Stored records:

---------------

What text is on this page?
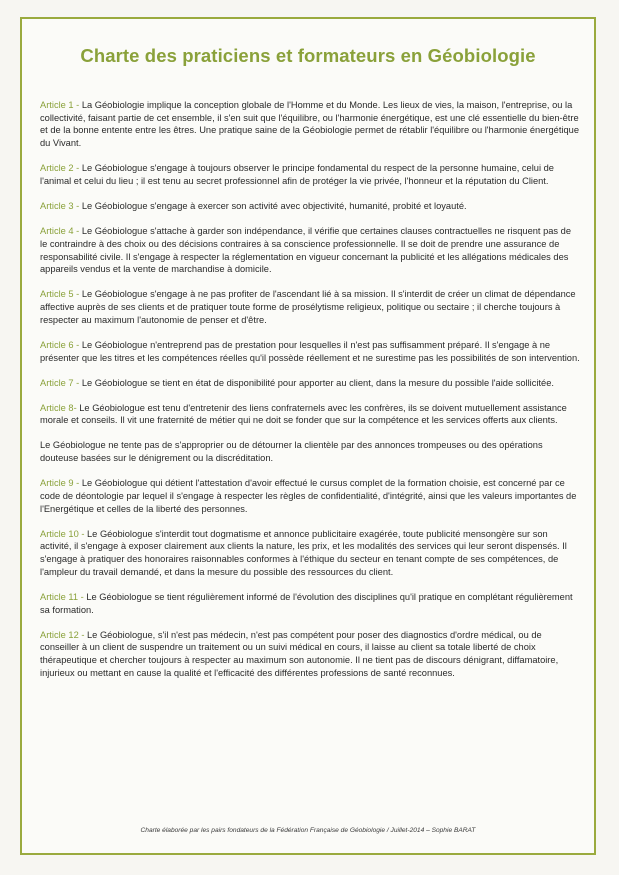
Charte des praticiens et formateurs en Géobiologie

Article 1 - La Géobiologie implique la conception globale de l'Homme et du Monde. Les lieux de vies, la maison, l'entreprise, ou la collectivité, faisant partie de cet ensemble, il s'en suit que l'équilibre, ou l'harmonie énergétique, est une clé essentielle du bien-être et de la bonne entente entre les êtres. Une pratique saine de la Géobiologie permet de rétablir l'équilibre ou l'harmonie énergétique du Vivant.

Article 2 - Le Géobiologue s'engage à toujours observer le principe fondamental du respect de la personne humaine, celui de l'animal et celui du lieu ; il est tenu au secret professionnel afin de protéger la vie privée, l'honneur et la réputation du Client.

Article 3 - Le Géobiologue s'engage à exercer son activité avec objectivité, humanité, probité et loyauté.

Article 4 - Le Géobiologue s'attache à garder son indépendance, il vérifie que certaines clauses contractuelles ne risquent pas de le contraindre à des choix ou des décisions contraires à sa conscience professionnelle. Il se doit de prendre une assurance de responsabilité civile. Il s'engage à respecter la réglementation en vigueur concernant la publicité et les allégations médicales des appareils vendus et la vente de marchandise à domicile.

Article 5 - Le Géobiologue s'engage à ne pas profiter de l'ascendant lié à sa mission. Il s'interdit de créer un climat de dépendance affective auprès de ses clients et de pratiquer toute forme de prosélytisme religieux, politique ou sectaire ; il cherche toujours à respecter au maximum l'autonomie de penser et d'être.

Article 6 - Le Géobiologue n'entreprend pas de prestation pour lesquelles il n'est pas suffisamment préparé. Il s'engage à ne présenter que les titres et les compétences réelles qu'il possède réellement et ne surestime pas les possibilités de son intervention.

Article 7 - Le Géobiologue se tient en état de disponibilité pour apporter au client, dans la mesure du possible l'aide sollicitée.

Article 8- Le Géobiologue est tenu d'entretenir des liens confraternels avec les confrères, ils se doivent mutuellement assistance morale et conseils. Il vit une fraternité de métier qui ne doit se fonder que sur la compétence et les services offerts aux clients.

Le Géobiologue ne tente pas de s'approprier ou de détourner la clientèle par des annonces trompeuses ou des opérations douteuse basées sur le dénigrement ou la discréditation.

Article 9 - Le Géobiologue qui détient l'attestation d'avoir effectué le cursus complet de la formation choisie, est concerné par ce code de déontologie par lequel il s'engage à respecter les règles de confidentialité, d'intégrité, ainsi que les valeurs importantes de l'Energétique et celles de la liberté des personnes.

Article 10 - Le Géobiologue s'interdit tout dogmatisme et annonce publicitaire exagérée, toute publicité mensongère sur son activité, il s'engage à exposer clairement aux clients la nature, les prix, et les modalités des services qui leur seront dispensés. Il s'engage à pratiquer des honoraires raisonnables conformes à l'éthique du secteur en tenant compte de ses compétences, de l'ampleur du travail demandé, et dans la mesure du possible des ressources du client.

Article 11 - Le Géobiologue se tient régulièrement informé de l'évolution des disciplines qu'il pratique en complétant régulièrement sa formation.

Article 12 - Le Géobiologue, s'il n'est pas médecin, n'est pas compétent pour poser des diagnostics d'ordre médical, ou de conseiller à un client de suspendre un traitement ou un suivi médical en cours, il laisse au client sa totale liberté de choix thérapeutique et chercher toujours à respecter au maximum son autonomie. Il ne tient pas de discours dénigrant, diffamatoire, injurieux ou mettant en cause la qualité et l'efficacité des différentes professions de santé reconnues.

Charte élaborée par les pairs fondateurs de la Fédération Française de Géobiologie / Juillet-2014 – Sophie BARAT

---------------

Problem description:
Pick out every line above that contains the word "Charte" and copy it.

Reply:
Charte des praticiens et formateurs en Géobiologie
Charte élaborée par les pairs fondateurs de la Fédération Française de Géobiologie / Juillet-2014 – Sophie BARAT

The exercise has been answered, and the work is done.